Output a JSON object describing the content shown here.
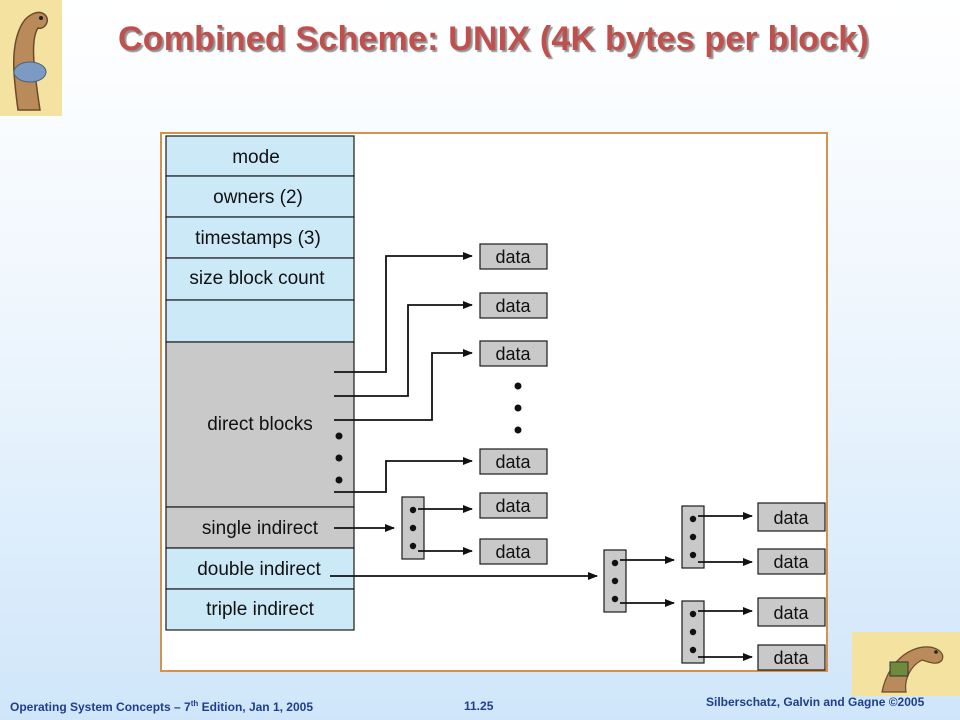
{
  "slide": {
    "title": "Combined Scheme:  UNIX (4K bytes per block)",
    "footer_left_pre": "Operating System Concepts – 7",
    "footer_left_sup": "th",
    "footer_left_post": " Edition, Jan 1, 2005",
    "footer_page": "11.25",
    "footer_right": "Silberschatz, Galvin and Gagne ©2005"
  },
  "inode": {
    "fields": [
      "mode",
      "owners (2)",
      "timestamps (3)",
      "size block count",
      "",
      "direct blocks",
      "single indirect",
      "double indirect",
      "triple indirect"
    ],
    "colors": {
      "header": "#cce9f8",
      "pointers": "#c9c9c9",
      "indirect": "#cce9f8"
    }
  },
  "blocks": {
    "data_label": "data",
    "ellipsis": "•"
  }
}
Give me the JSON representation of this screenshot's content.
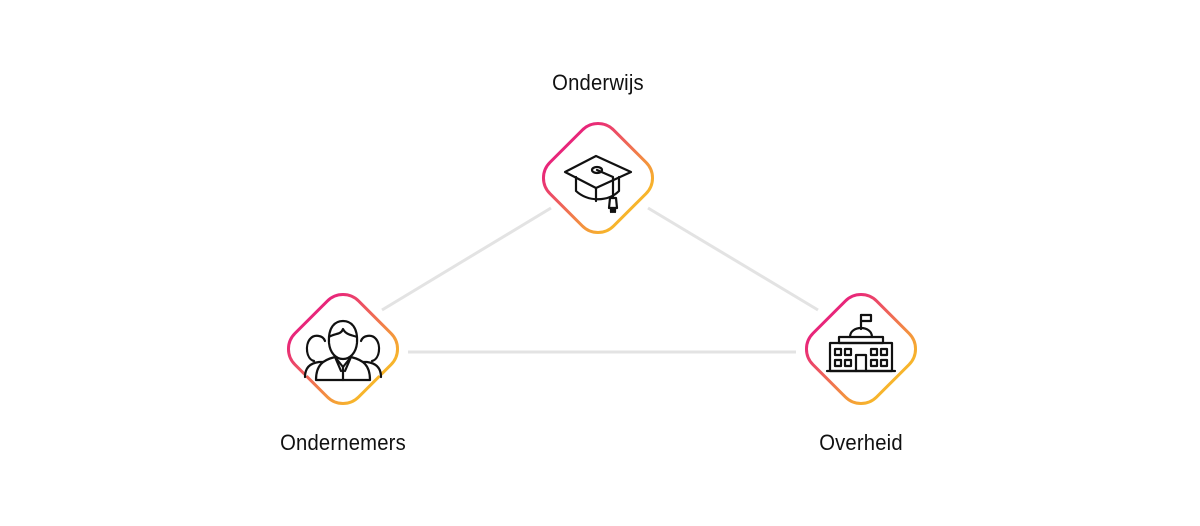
{
  "diagram": {
    "nodes": [
      {
        "id": "onderwijs",
        "label": "Onderwijs",
        "icon": "graduation-cap-icon"
      },
      {
        "id": "ondernemers",
        "label": "Ondernemers",
        "icon": "people-group-icon"
      },
      {
        "id": "overheid",
        "label": "Overheid",
        "icon": "government-building-icon"
      }
    ],
    "edges": [
      [
        "onderwijs",
        "ondernemers"
      ],
      [
        "onderwijs",
        "overheid"
      ],
      [
        "ondernemers",
        "overheid"
      ]
    ],
    "colors": {
      "gradient_start": "#e8257a",
      "gradient_end": "#f7b52b",
      "edge": "#e3e3e3",
      "icon": "#111111"
    }
  }
}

○ ○ ○ ○ ○

**Direction**
Using the material above, retype each entry exactly and omit the pictures.

**Result**
Output a JSON object describing the content shown here.
{
  "slide": {
    "title": "Combined Scheme:  UNIX (4K bytes per block)",
    "footer_left_pre": "Operating System Concepts – 7",
    "footer_left_sup": "th",
    "footer_left_post": " Edition, Jan 1, 2005",
    "footer_page": "11.25",
    "footer_right": "Silberschatz, Galvin and Gagne ©2005"
  },
  "inode": {
    "fields": [
      "mode",
      "owners (2)",
      "timestamps (3)",
      "size block count",
      "",
      "direct blocks",
      "single indirect",
      "double indirect",
      "triple indirect"
    ],
    "colors": {
      "header": "#cce9f8",
      "pointers": "#c9c9c9",
      "indirect": "#cce9f8"
    }
  },
  "blocks": {
    "data_label": "data",
    "ellipsis": "•"
  }
}
Give me the JSON representation of this screenshot's content.
{
  "diagram": {
    "nodes": [
      {
        "id": "onderwijs",
        "label": "Onderwijs",
        "icon": "graduation-cap-icon"
      },
      {
        "id": "ondernemers",
        "label": "Ondernemers",
        "icon": "people-group-icon"
      },
      {
        "id": "overheid",
        "label": "Overheid",
        "icon": "government-building-icon"
      }
    ],
    "edges": [
      [
        "onderwijs",
        "ondernemers"
      ],
      [
        "onderwijs",
        "overheid"
      ],
      [
        "ondernemers",
        "overheid"
      ]
    ],
    "colors": {
      "gradient_start": "#e8257a",
      "gradient_end": "#f7b52b",
      "edge": "#e3e3e3",
      "icon": "#111111"
    }
  }
}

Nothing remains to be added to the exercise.